● Objective: Could you render every line of all the entries below as a JSON list of strings, with one string per line and blank lines left out?

-------- Task inputs

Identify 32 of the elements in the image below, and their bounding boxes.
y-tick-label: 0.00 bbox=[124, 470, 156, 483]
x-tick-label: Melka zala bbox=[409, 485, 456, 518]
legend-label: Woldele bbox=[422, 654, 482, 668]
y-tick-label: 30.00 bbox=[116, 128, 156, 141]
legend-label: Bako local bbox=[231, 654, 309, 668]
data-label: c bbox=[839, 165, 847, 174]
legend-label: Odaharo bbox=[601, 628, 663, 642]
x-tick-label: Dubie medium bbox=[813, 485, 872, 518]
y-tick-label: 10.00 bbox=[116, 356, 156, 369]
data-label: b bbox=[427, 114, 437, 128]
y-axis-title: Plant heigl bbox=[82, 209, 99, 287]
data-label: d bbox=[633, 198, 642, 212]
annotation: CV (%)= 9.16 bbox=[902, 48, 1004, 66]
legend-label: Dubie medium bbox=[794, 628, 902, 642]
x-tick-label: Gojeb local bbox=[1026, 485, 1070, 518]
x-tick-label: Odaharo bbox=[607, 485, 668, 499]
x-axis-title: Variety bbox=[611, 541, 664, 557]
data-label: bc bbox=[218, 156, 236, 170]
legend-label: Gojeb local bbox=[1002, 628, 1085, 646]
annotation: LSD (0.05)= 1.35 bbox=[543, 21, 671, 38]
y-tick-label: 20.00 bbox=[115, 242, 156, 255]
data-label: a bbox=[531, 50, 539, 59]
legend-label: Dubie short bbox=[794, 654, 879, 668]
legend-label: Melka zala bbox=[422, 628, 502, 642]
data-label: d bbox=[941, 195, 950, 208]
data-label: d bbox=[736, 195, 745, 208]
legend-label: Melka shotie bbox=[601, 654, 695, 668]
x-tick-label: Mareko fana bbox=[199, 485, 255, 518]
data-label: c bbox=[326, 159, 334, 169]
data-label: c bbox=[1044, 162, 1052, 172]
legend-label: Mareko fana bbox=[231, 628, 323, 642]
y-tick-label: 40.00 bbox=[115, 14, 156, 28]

----------------

● Reply:
[
  "Identify 32 of the elements in the image below, and their bounding boxes.",
  "y-tick-label: 0.00 bbox=[124, 470, 156, 483]",
  "x-tick-label: Melka zala bbox=[409, 485, 456, 518]",
  "legend-label: Woldele bbox=[422, 654, 482, 668]",
  "y-tick-label: 30.00 bbox=[116, 128, 156, 141]",
  "legend-label: Bako local bbox=[231, 654, 309, 668]",
  "data-label: c bbox=[839, 165, 847, 174]",
  "legend-label: Odaharo bbox=[601, 628, 663, 642]",
  "x-tick-label: Dubie medium bbox=[813, 485, 872, 518]",
  "y-tick-label: 10.00 bbox=[116, 356, 156, 369]",
  "data-label: b bbox=[427, 114, 437, 128]",
  "y-axis-title: Plant heigl bbox=[82, 209, 99, 287]",
  "data-label: d bbox=[633, 198, 642, 212]",
  "annotation: CV (%)= 9.16 bbox=[902, 48, 1004, 66]",
  "legend-label: Dubie medium bbox=[794, 628, 902, 642]",
  "x-tick-label: Gojeb local bbox=[1026, 485, 1070, 518]",
  "x-tick-label: Odaharo bbox=[607, 485, 668, 499]",
  "x-axis-title: Variety bbox=[611, 541, 664, 557]",
  "data-label: bc bbox=[218, 156, 236, 170]",
  "legend-label: Gojeb local bbox=[1002, 628, 1085, 646]",
  "annotation: LSD (0.05)= 1.35 bbox=[543, 21, 671, 38]",
  "y-tick-label: 20.00 bbox=[115, 242, 156, 255]",
  "data-label: a bbox=[531, 50, 539, 59]",
  "legend-label: Dubie short bbox=[794, 654, 879, 668]",
  "legend-label: Melka zala bbox=[422, 628, 502, 642]",
  "data-label: d bbox=[941, 195, 950, 208]",
  "data-label: d bbox=[736, 195, 745, 208]",
  "legend-label: Melka shotie bbox=[601, 654, 695, 668]",
  "x-tick-label: Mareko fana bbox=[199, 485, 255, 518]",
  "data-label: c bbox=[326, 159, 334, 169]",
  "data-label: c bbox=[1044, 162, 1052, 172]",
  "legend-label: Mareko fana bbox=[231, 628, 323, 642]",
  "y-tick-label: 40.00 bbox=[115, 14, 156, 28]"
]